BEGIN Provided information
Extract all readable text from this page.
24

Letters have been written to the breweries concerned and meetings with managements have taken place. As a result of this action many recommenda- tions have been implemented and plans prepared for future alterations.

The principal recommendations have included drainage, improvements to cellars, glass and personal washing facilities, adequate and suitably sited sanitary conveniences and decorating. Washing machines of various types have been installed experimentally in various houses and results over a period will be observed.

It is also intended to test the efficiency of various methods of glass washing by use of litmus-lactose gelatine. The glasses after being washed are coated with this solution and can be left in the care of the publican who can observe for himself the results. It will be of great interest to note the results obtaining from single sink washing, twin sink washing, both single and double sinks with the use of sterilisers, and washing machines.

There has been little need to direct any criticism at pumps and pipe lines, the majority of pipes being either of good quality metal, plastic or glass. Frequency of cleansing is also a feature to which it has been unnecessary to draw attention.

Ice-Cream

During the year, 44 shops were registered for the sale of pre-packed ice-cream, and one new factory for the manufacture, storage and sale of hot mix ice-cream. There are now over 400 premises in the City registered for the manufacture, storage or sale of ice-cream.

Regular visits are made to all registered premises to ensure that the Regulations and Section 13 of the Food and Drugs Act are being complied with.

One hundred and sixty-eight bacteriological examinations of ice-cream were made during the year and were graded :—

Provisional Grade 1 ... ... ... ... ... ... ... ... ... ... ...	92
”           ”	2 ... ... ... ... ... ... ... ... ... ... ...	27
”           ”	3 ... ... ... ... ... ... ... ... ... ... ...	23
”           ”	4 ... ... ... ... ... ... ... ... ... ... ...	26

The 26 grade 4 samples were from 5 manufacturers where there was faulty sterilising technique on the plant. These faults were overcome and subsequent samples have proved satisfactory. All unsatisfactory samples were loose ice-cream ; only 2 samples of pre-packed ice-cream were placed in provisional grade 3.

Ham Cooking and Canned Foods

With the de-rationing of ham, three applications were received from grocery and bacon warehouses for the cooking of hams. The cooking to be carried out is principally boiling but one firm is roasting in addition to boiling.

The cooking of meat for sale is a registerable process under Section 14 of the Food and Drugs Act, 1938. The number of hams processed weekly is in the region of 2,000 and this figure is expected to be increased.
END Provided information
Work to complete: Within the records, filter for lines that contain the word "made" and show each one.

Response to the task:
Regular visits are made to all registered premises to ensure that the Regulations and Section 13 of the Food and Drugs Act are being complied with.
One hundred and sixty-eight bacteriological examinations of ice-cream were made during the year and were graded :—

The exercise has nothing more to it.